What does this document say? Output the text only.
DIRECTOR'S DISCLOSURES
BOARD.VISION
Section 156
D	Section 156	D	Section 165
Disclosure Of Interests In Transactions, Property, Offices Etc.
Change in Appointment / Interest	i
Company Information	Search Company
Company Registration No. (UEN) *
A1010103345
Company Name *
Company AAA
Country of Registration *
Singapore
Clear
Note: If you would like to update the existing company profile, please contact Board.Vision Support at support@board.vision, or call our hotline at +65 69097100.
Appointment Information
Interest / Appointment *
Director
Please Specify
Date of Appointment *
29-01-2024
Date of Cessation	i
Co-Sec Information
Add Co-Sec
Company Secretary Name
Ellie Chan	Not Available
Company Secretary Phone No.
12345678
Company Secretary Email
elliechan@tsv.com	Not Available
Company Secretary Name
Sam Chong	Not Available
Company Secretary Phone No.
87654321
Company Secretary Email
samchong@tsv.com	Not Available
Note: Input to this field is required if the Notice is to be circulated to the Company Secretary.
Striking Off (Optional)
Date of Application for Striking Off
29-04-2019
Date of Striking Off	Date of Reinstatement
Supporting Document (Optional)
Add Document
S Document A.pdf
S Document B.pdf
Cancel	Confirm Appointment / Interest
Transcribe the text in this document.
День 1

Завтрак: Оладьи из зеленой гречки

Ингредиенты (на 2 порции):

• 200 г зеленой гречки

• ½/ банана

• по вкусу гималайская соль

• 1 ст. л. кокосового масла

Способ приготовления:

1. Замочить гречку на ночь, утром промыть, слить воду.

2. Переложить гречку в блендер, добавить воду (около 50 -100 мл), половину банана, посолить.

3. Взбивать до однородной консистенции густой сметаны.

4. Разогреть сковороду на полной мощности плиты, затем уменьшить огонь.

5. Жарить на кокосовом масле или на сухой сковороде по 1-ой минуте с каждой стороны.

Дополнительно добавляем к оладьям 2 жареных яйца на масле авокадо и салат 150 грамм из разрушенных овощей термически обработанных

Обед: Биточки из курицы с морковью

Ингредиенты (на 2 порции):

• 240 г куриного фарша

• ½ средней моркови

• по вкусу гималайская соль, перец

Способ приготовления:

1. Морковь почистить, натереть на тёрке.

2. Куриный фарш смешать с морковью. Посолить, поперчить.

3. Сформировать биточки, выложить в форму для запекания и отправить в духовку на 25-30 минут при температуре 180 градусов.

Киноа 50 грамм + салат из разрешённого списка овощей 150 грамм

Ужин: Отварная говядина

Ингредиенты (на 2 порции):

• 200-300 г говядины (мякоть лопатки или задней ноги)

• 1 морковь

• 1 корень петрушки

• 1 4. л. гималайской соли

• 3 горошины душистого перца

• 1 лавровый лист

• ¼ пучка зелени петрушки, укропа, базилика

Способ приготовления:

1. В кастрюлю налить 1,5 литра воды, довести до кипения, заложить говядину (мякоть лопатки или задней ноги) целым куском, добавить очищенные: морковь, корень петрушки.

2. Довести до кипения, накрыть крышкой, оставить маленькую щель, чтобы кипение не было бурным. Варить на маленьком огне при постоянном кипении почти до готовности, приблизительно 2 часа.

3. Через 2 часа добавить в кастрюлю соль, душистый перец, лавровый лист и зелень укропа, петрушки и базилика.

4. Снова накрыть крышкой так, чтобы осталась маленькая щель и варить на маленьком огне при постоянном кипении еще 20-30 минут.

****************

— Work to complete —
Copy the material above, line for line.

— Correct output —
What does this document say? Output the text only.
DIRECTOR'S DISCLOSURES
BOARD.VISION
Section 156
D	Section 156	D	Section 165
Disclosure Of Interests In Transactions, Property, Offices Etc.
Change in Appointment / Interest	i
Company Information	Search Company
Company Registration No. (UEN) *
A1010103345
Company Name *
Company AAA
Country of Registration *
Singapore
Clear
Note: If you would like to update the existing company profile, please contact Board.Vision Support at support@board.vision, or call our hotline at +65 69097100.
Appointment Information
Interest / Appointment *
Director
Please Specify
Date of Appointment *
29-01-2024
Date of Cessation	i
Co-Sec Information
Add Co-Sec
Company Secretary Name
Ellie Chan	Not Available
Company Secretary Phone No.
12345678
Company Secretary Email
elliechan@tsv.com	Not Available
Company Secretary Name
Sam Chong	Not Available
Company Secretary Phone No.
87654321
Company Secretary Email
samchong@tsv.com	Not Available
Note: Input to this field is required if the Notice is to be circulated to the Company Secretary.
Striking Off (Optional)
Date of Application for Striking Off
29-04-2019
Date of Striking Off	Date of Reinstatement
Supporting Document (Optional)
Add Document
S Document A.pdf
S Document B.pdf
Cancel	Confirm Appointment / Interest
Transcribe the text in this document.
День 1

Завтрак: Оладьи из зеленой гречки

Ингредиенты (на 2 порции):

• 200 г зеленой гречки

• ½/ банана

• по вкусу гималайская соль

• 1 ст. л. кокосового масла

Способ приготовления:

1. Замочить гречку на ночь, утром промыть, слить воду.

2. Переложить гречку в блендер, добавить воду (около 50 -100 мл), половину банана, посолить.

3. Взбивать до однородной консистенции густой сметаны.

4. Разогреть сковороду на полной мощности плиты, затем уменьшить огонь.

5. Жарить на кокосовом масле или на сухой сковороде по 1-ой минуте с каждой стороны.

Дополнительно добавляем к оладьям 2 жареных яйца на масле авокадо и салат 150 грамм из разрушенных овощей термически обработанных

Обед: Биточки из курицы с морковью

Ингредиенты (на 2 порции):

• 240 г куриного фарша

• ½ средней моркови

• по вкусу гималайская соль, перец

Способ приготовления:

1. Морковь почистить, натереть на тёрке.

2. Куриный фарш смешать с морковью. Посолить, поперчить.

3. Сформировать биточки, выложить в форму для запекания и отправить в духовку на 25-30 минут при температуре 180 градусов.

Киноа 50 грамм + салат из разрешённого списка овощей 150 грамм

Ужин: Отварная говядина

Ингредиенты (на 2 порции):

• 200-300 г говядины (мякоть лопатки или задней ноги)

• 1 морковь

• 1 корень петрушки

• 1 4. л. гималайской соли

• 3 горошины душистого перца

• 1 лавровый лист

• ¼ пучка зелени петрушки, укропа, базилика

Способ приготовления:

1. В кастрюлю налить 1,5 литра воды, довести до кипения, заложить говядину (мякоть лопатки или задней ноги) целым куском, добавить очищенные: морковь, корень петрушки.

2. Довести до кипения, накрыть крышкой, оставить маленькую щель, чтобы кипение не было бурным. Варить на маленьком огне при постоянном кипении почти до готовности, приблизительно 2 часа.

3. Через 2 часа добавить в кастрюлю соль, душистый перец, лавровый лист и зелень укропа, петрушки и базилика.

4. Снова накрыть крышкой так, чтобы осталась маленькая щель и варить на маленьком огне при постоянном кипении еще 20-30 минут.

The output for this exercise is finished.